■ TASK TO COMPLETE: Leave out the pictures and copy the remaining records exactly.

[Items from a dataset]
#####

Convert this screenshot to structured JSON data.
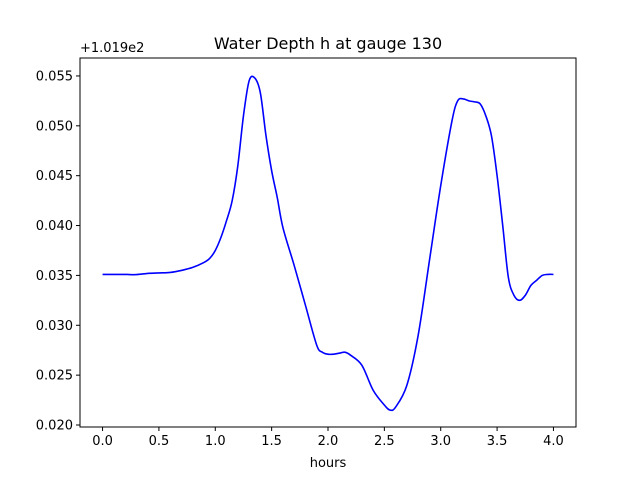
{
  "chart_data": {
    "type": "line",
    "title": "Water Depth h at gauge 130",
    "xlabel": "hours",
    "ylabel": "",
    "y_offset_text": "+1.019e2",
    "xlim": [
      -0.2,
      4.2
    ],
    "ylim": [
      0.0198,
      0.0568
    ],
    "x_ticks": [
      0.0,
      0.5,
      1.0,
      1.5,
      2.0,
      2.5,
      3.0,
      3.5,
      4.0
    ],
    "x_tick_labels": [
      "0.0",
      "0.5",
      "1.0",
      "1.5",
      "2.0",
      "2.5",
      "3.0",
      "3.5",
      "4.0"
    ],
    "y_ticks": [
      0.02,
      0.025,
      0.03,
      0.035,
      0.04,
      0.045,
      0.05,
      0.055
    ],
    "y_tick_labels": [
      "0.020",
      "0.025",
      "0.030",
      "0.035",
      "0.040",
      "0.045",
      "0.050",
      "0.055"
    ],
    "grid": false,
    "legend": "none",
    "series": [
      {
        "color": "#0000ff",
        "x": [
          0.0,
          0.1,
          0.2,
          0.3,
          0.4,
          0.5,
          0.6,
          0.7,
          0.8,
          0.9,
          0.95,
          1.0,
          1.05,
          1.1,
          1.15,
          1.2,
          1.25,
          1.3,
          1.35,
          1.4,
          1.45,
          1.5,
          1.55,
          1.6,
          1.7,
          1.8,
          1.9,
          1.95,
          2.0,
          2.05,
          2.1,
          2.15,
          2.2,
          2.3,
          2.4,
          2.5,
          2.55,
          2.6,
          2.7,
          2.8,
          2.9,
          3.0,
          3.1,
          3.15,
          3.2,
          3.25,
          3.3,
          3.35,
          3.4,
          3.45,
          3.5,
          3.55,
          3.6,
          3.65,
          3.7,
          3.75,
          3.8,
          3.85,
          3.9,
          3.95,
          4.0
        ],
        "y": [
          0.0351,
          0.0351,
          0.0351,
          0.03508,
          0.0352,
          0.03525,
          0.0353,
          0.0355,
          0.0358,
          0.0363,
          0.0367,
          0.0375,
          0.0388,
          0.0405,
          0.0425,
          0.046,
          0.051,
          0.0545,
          0.0548,
          0.0533,
          0.049,
          0.0455,
          0.0428,
          0.0398,
          0.036,
          0.032,
          0.028,
          0.0273,
          0.0271,
          0.0271,
          0.0272,
          0.0273,
          0.027,
          0.026,
          0.0235,
          0.022,
          0.0215,
          0.0218,
          0.024,
          0.029,
          0.0365,
          0.044,
          0.0505,
          0.0525,
          0.0527,
          0.0525,
          0.0524,
          0.0522,
          0.051,
          0.049,
          0.045,
          0.04,
          0.0348,
          0.033,
          0.0325,
          0.033,
          0.034,
          0.0345,
          0.035,
          0.0351,
          0.0351
        ]
      }
    ]
  }
}
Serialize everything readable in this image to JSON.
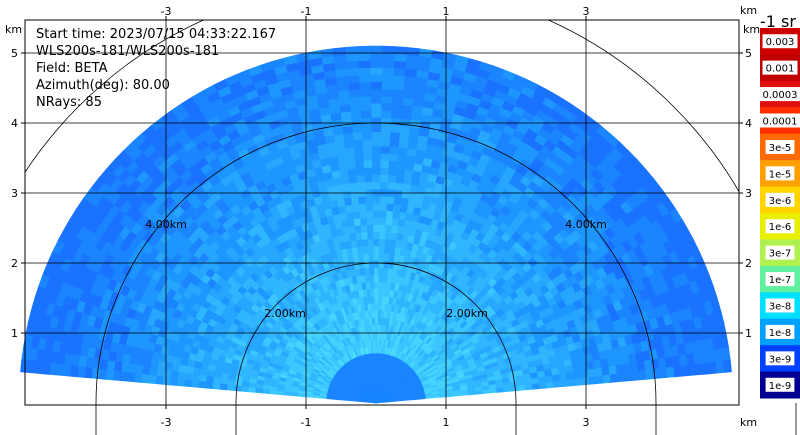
{
  "info": {
    "start_time": "Start time: 2023/07/15 04:33:22.167",
    "instrument": "WLS200s-181/WLS200s-181",
    "field": "Field: BETA",
    "azimuth": "Azimuth(deg): 80.00",
    "nrays": "NRays: 85"
  },
  "colorbar": {
    "title": "-1 sr",
    "labels": [
      "0.003",
      "0.001",
      "0.0003",
      "0.0001",
      "3e-5",
      "1e-5",
      "3e-6",
      "1e-6",
      "3e-7",
      "1e-7",
      "3e-8",
      "1e-8",
      "3e-9",
      "1e-9"
    ],
    "colors": [
      "#cc0000",
      "#c00000",
      "#e01010",
      "#ff3000",
      "#ff6a00",
      "#ffa000",
      "#ffd400",
      "#e8f000",
      "#b0f050",
      "#60f0a0",
      "#00e0ff",
      "#00a0ff",
      "#0040ff",
      "#000090"
    ]
  },
  "chart_data": {
    "type": "heatmap",
    "subtype": "rhi-polar-sector",
    "x_unit_label": "km",
    "y_unit_label": "km",
    "xlim": [
      -5.5,
      4.8
    ],
    "ylim": [
      0,
      5.4
    ],
    "x_ticks": [
      -3,
      -1,
      1,
      3
    ],
    "x_tick_labels": [
      "-3",
      "-1",
      "1",
      "3"
    ],
    "y_ticks": [
      1,
      2,
      3,
      4,
      5
    ],
    "y_tick_labels": [
      "1",
      "2",
      "3",
      "4",
      "5"
    ],
    "grid": true,
    "range_rings_km": [
      2,
      4,
      6
    ],
    "ring_labels": [
      "2.00km",
      "2.00km",
      "4.00km",
      "4.00km"
    ],
    "max_range_km": 5.1,
    "sweep_deg": [
      5,
      175
    ],
    "nrays": 85,
    "field": "BETA",
    "dominant_value_band": "1e-7 to 3e-8"
  }
}
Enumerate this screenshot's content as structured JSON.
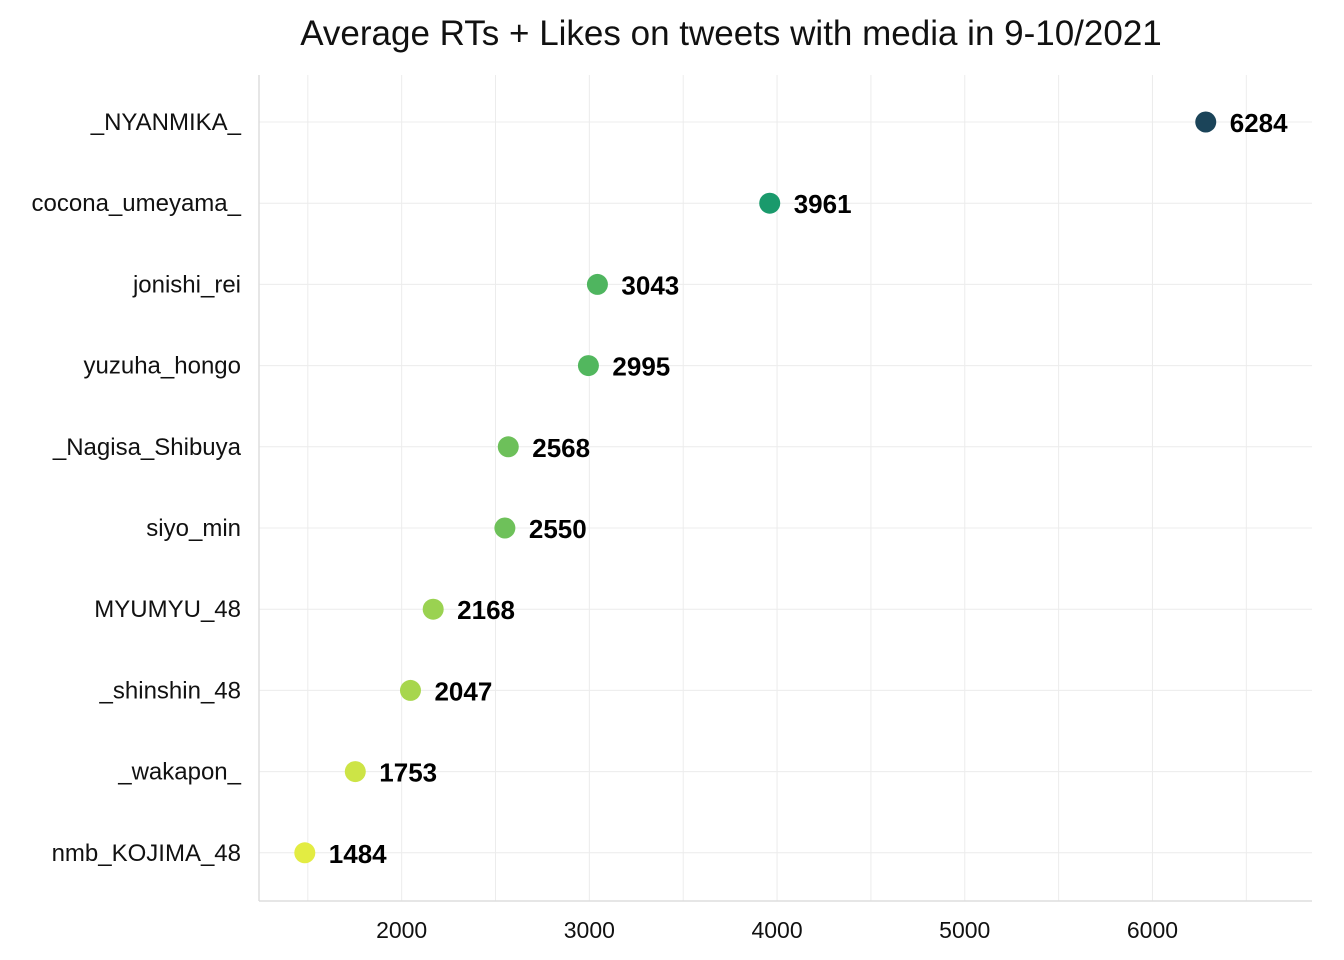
{
  "chart_data": {
    "type": "scatter",
    "title": "Average RTs + Likes on tweets with media in 9-10/2021",
    "xlabel": "",
    "ylabel": "",
    "xlim": [
      1240,
      6850
    ],
    "x_ticks": [
      2000,
      3000,
      4000,
      5000,
      6000
    ],
    "grid": true,
    "legend": "none",
    "categories": [
      "_NYANMIKA_",
      "cocona_umeyama_",
      "jonishi_rei",
      "yuzuha_hongo",
      "_Nagisa_Shibuya",
      "siyo_min",
      "MYUMYU_48",
      "_shinshin_48",
      "_wakapon_",
      "nmb_KOJIMA_48"
    ],
    "values": [
      6284,
      3961,
      3043,
      2995,
      2568,
      2550,
      2168,
      2047,
      1753,
      1484
    ],
    "colors": [
      "#1b4459",
      "#1a9a6c",
      "#4fb55f",
      "#52b75e",
      "#6dc05a",
      "#6ec15a",
      "#9ad251",
      "#a7d64d",
      "#cde446",
      "#e3ec42"
    ]
  }
}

#####

■ TASK OUTPUT:
Convert this screenshot to structured JSON data.
{
  "chart_data": {
    "type": "line",
    "title": "Water Depth h at gauge 130",
    "xlabel": "hours",
    "ylabel": "",
    "y_offset_text": "+1.019e2",
    "xlim": [
      -0.2,
      4.2
    ],
    "ylim": [
      0.0198,
      0.0568
    ],
    "x_ticks": [
      0.0,
      0.5,
      1.0,
      1.5,
      2.0,
      2.5,
      3.0,
      3.5,
      4.0
    ],
    "x_tick_labels": [
      "0.0",
      "0.5",
      "1.0",
      "1.5",
      "2.0",
      "2.5",
      "3.0",
      "3.5",
      "4.0"
    ],
    "y_ticks": [
      0.02,
      0.025,
      0.03,
      0.035,
      0.04,
      0.045,
      0.05,
      0.055
    ],
    "y_tick_labels": [
      "0.020",
      "0.025",
      "0.030",
      "0.035",
      "0.040",
      "0.045",
      "0.050",
      "0.055"
    ],
    "grid": false,
    "legend": "none",
    "series": [
      {
        "color": "#0000ff",
        "x": [
          0.0,
          0.1,
          0.2,
          0.3,
          0.4,
          0.5,
          0.6,
          0.7,
          0.8,
          0.9,
          0.95,
          1.0,
          1.05,
          1.1,
          1.15,
          1.2,
          1.25,
          1.3,
          1.35,
          1.4,
          1.45,
          1.5,
          1.55,
          1.6,
          1.7,
          1.8,
          1.9,
          1.95,
          2.0,
          2.05,
          2.1,
          2.15,
          2.2,
          2.3,
          2.4,
          2.5,
          2.55,
          2.6,
          2.7,
          2.8,
          2.9,
          3.0,
          3.1,
          3.15,
          3.2,
          3.25,
          3.3,
          3.35,
          3.4,
          3.45,
          3.5,
          3.55,
          3.6,
          3.65,
          3.7,
          3.75,
          3.8,
          3.85,
          3.9,
          3.95,
          4.0
        ],
        "y": [
          0.0351,
          0.0351,
          0.0351,
          0.03508,
          0.0352,
          0.03525,
          0.0353,
          0.0355,
          0.0358,
          0.0363,
          0.0367,
          0.0375,
          0.0388,
          0.0405,
          0.0425,
          0.046,
          0.051,
          0.0545,
          0.0548,
          0.0533,
          0.049,
          0.0455,
          0.0428,
          0.0398,
          0.036,
          0.032,
          0.028,
          0.0273,
          0.0271,
          0.0271,
          0.0272,
          0.0273,
          0.027,
          0.026,
          0.0235,
          0.022,
          0.0215,
          0.0218,
          0.024,
          0.029,
          0.0365,
          0.044,
          0.0505,
          0.0525,
          0.0527,
          0.0525,
          0.0524,
          0.0522,
          0.051,
          0.049,
          0.045,
          0.04,
          0.0348,
          0.033,
          0.0325,
          0.033,
          0.034,
          0.0345,
          0.035,
          0.0351,
          0.0351
        ]
      }
    ]
  }
}
Serialize everything readable in this image to JSON.
{
  "info": {
    "start_time": "Start time: 2023/07/15 04:33:22.167",
    "instrument": "WLS200s-181/WLS200s-181",
    "field": "Field: BETA",
    "azimuth": "Azimuth(deg): 80.00",
    "nrays": "NRays: 85"
  },
  "colorbar": {
    "title": "-1 sr",
    "labels": [
      "0.003",
      "0.001",
      "0.0003",
      "0.0001",
      "3e-5",
      "1e-5",
      "3e-6",
      "1e-6",
      "3e-7",
      "1e-7",
      "3e-8",
      "1e-8",
      "3e-9",
      "1e-9"
    ],
    "colors": [
      "#cc0000",
      "#c00000",
      "#e01010",
      "#ff3000",
      "#ff6a00",
      "#ffa000",
      "#ffd400",
      "#e8f000",
      "#b0f050",
      "#60f0a0",
      "#00e0ff",
      "#00a0ff",
      "#0040ff",
      "#000090"
    ]
  },
  "chart_data": {
    "type": "heatmap",
    "subtype": "rhi-polar-sector",
    "x_unit_label": "km",
    "y_unit_label": "km",
    "xlim": [
      -5.5,
      4.8
    ],
    "ylim": [
      0,
      5.4
    ],
    "x_ticks": [
      -3,
      -1,
      1,
      3
    ],
    "x_tick_labels": [
      "-3",
      "-1",
      "1",
      "3"
    ],
    "y_ticks": [
      1,
      2,
      3,
      4,
      5
    ],
    "y_tick_labels": [
      "1",
      "2",
      "3",
      "4",
      "5"
    ],
    "grid": true,
    "range_rings_km": [
      2,
      4,
      6
    ],
    "ring_labels": [
      "2.00km",
      "2.00km",
      "4.00km",
      "4.00km"
    ],
    "max_range_km": 5.1,
    "sweep_deg": [
      5,
      175
    ],
    "nrays": 85,
    "field": "BETA",
    "dominant_value_band": "1e-7 to 3e-8"
  }
}
Enumerate this screenshot's content as structured JSON.
{
  "chart_data": {
    "type": "scatter",
    "title": "Average RTs + Likes on tweets with media in 9-10/2021",
    "xlabel": "",
    "ylabel": "",
    "xlim": [
      1240,
      6850
    ],
    "x_ticks": [
      2000,
      3000,
      4000,
      5000,
      6000
    ],
    "grid": true,
    "legend": "none",
    "categories": [
      "_NYANMIKA_",
      "cocona_umeyama_",
      "jonishi_rei",
      "yuzuha_hongo",
      "_Nagisa_Shibuya",
      "siyo_min",
      "MYUMYU_48",
      "_shinshin_48",
      "_wakapon_",
      "nmb_KOJIMA_48"
    ],
    "values": [
      6284,
      3961,
      3043,
      2995,
      2568,
      2550,
      2168,
      2047,
      1753,
      1484
    ],
    "colors": [
      "#1b4459",
      "#1a9a6c",
      "#4fb55f",
      "#52b75e",
      "#6dc05a",
      "#6ec15a",
      "#9ad251",
      "#a7d64d",
      "#cde446",
      "#e3ec42"
    ]
  }
}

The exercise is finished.